Exercise task
Keep every line where the word "JSON" appears; drop the rest.

A run of records
════════
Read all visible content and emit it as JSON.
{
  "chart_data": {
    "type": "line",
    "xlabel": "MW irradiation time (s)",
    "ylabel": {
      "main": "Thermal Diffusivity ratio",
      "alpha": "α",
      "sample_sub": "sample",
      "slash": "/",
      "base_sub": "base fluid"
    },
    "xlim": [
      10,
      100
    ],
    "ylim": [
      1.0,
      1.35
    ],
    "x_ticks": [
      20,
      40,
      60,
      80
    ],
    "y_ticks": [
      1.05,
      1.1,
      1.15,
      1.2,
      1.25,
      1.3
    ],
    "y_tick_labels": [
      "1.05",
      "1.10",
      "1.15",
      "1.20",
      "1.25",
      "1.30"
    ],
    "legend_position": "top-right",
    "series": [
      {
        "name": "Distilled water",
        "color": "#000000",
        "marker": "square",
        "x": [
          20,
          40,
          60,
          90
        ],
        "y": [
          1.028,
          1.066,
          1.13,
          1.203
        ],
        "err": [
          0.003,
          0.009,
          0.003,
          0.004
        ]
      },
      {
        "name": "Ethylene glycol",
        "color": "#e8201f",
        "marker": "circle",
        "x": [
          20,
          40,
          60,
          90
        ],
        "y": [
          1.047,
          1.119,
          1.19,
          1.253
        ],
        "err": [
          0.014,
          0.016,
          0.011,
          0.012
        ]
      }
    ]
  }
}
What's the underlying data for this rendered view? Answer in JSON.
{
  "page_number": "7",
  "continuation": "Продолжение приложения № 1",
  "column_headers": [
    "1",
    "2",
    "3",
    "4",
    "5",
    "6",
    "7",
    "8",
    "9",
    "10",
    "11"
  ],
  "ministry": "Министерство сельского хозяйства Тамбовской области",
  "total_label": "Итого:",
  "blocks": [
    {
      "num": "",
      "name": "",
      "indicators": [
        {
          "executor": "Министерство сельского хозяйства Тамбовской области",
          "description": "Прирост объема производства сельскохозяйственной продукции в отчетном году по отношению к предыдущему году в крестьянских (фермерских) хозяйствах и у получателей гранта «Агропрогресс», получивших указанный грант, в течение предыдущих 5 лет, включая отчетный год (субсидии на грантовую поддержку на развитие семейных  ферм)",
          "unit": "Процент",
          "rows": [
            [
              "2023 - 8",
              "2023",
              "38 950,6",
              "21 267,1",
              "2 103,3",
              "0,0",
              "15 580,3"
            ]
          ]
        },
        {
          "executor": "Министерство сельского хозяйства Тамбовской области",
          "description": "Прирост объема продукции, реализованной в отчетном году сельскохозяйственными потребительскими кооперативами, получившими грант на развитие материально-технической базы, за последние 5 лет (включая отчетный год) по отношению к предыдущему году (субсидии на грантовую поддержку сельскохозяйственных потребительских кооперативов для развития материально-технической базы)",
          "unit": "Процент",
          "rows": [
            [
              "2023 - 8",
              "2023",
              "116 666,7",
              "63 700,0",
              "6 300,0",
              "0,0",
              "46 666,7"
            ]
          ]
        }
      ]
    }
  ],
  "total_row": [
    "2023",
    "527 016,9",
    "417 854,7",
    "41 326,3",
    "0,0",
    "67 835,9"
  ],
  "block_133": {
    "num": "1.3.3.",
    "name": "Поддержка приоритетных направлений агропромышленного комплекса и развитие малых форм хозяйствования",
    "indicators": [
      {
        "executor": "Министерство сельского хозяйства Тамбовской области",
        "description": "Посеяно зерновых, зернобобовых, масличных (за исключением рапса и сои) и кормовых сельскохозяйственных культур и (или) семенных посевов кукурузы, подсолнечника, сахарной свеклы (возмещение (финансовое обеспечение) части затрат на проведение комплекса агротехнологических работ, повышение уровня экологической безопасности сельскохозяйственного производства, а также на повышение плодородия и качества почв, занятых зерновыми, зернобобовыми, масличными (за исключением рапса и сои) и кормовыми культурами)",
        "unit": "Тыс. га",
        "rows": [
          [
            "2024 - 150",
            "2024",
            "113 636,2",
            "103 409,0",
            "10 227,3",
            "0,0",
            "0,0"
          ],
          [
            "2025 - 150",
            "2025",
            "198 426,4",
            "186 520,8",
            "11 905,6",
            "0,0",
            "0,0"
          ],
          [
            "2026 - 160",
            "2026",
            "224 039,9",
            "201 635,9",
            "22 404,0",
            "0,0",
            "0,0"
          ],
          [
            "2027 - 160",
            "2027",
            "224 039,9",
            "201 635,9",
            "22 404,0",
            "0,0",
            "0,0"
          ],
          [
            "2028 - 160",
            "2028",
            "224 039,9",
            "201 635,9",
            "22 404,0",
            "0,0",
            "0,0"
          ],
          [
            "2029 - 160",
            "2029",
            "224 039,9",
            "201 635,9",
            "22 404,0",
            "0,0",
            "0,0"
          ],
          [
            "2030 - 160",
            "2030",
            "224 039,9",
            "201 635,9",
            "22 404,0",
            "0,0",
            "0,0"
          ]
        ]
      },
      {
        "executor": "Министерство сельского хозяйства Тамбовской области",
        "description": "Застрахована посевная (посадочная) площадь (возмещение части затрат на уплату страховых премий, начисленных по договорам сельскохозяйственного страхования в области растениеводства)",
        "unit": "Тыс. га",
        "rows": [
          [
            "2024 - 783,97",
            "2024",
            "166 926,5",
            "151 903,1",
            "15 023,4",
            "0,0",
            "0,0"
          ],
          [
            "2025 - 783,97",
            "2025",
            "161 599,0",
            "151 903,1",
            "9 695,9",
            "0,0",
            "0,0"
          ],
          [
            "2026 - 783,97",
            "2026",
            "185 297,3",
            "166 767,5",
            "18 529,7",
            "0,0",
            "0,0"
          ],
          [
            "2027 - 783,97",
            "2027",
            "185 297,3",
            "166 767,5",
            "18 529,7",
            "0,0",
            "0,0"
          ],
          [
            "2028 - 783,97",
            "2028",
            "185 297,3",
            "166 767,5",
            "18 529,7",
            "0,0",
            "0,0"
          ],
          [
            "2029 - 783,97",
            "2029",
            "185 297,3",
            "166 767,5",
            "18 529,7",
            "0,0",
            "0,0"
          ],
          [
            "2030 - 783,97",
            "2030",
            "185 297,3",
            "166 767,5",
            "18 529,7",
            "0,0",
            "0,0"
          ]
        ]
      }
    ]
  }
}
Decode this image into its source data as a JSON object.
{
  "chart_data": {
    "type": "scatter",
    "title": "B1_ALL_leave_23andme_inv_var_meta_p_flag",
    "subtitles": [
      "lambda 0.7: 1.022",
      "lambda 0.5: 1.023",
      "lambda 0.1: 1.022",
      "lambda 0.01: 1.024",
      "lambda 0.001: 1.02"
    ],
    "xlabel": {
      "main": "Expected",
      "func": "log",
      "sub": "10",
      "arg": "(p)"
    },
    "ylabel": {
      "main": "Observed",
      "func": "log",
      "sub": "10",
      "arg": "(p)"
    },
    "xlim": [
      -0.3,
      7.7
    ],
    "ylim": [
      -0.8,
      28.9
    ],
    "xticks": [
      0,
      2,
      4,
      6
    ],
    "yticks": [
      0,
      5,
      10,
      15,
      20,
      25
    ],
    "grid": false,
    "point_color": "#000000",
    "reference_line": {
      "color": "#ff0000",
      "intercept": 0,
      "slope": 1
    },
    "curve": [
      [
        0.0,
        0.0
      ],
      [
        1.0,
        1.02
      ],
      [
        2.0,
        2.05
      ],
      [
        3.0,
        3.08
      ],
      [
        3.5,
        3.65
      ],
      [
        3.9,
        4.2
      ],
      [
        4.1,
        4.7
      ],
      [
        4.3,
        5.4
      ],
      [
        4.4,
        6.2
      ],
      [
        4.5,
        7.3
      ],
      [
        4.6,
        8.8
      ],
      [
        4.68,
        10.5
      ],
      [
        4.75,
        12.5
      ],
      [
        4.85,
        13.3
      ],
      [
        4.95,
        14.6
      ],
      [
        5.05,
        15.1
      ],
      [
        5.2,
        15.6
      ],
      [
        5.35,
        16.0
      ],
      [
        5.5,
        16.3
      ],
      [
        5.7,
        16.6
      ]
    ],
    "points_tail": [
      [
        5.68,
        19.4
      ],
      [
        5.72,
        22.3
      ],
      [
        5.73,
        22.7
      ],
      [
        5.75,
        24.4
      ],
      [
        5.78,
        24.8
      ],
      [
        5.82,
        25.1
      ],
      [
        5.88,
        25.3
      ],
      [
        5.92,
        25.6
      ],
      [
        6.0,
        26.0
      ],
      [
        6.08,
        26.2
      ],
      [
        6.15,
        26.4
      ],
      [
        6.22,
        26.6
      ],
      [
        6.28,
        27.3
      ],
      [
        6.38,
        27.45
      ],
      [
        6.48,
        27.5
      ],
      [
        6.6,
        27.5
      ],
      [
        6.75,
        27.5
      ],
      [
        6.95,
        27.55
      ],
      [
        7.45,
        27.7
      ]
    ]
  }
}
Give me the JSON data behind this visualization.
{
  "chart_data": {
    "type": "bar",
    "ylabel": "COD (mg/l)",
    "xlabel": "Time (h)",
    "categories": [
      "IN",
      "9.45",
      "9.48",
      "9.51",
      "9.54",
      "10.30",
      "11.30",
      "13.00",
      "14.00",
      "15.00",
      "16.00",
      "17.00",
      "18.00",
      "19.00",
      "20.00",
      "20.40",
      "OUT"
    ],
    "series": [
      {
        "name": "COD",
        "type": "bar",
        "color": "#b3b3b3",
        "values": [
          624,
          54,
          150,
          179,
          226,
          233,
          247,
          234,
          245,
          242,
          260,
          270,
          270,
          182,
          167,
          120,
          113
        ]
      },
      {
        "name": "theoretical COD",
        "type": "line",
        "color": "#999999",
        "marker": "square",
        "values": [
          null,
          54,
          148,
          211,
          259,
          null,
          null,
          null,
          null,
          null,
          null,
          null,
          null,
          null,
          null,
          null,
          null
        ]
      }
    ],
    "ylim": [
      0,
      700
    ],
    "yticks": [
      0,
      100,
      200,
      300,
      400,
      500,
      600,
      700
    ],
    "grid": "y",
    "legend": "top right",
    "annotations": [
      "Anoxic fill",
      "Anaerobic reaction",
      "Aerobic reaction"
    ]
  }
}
════════
Solved problem
Read all visible content and emit it as JSON.
What's the underlying data for this rendered view? Answer in JSON.
Decode this image into its source data as a JSON object.
Give me the JSON data behind this visualization.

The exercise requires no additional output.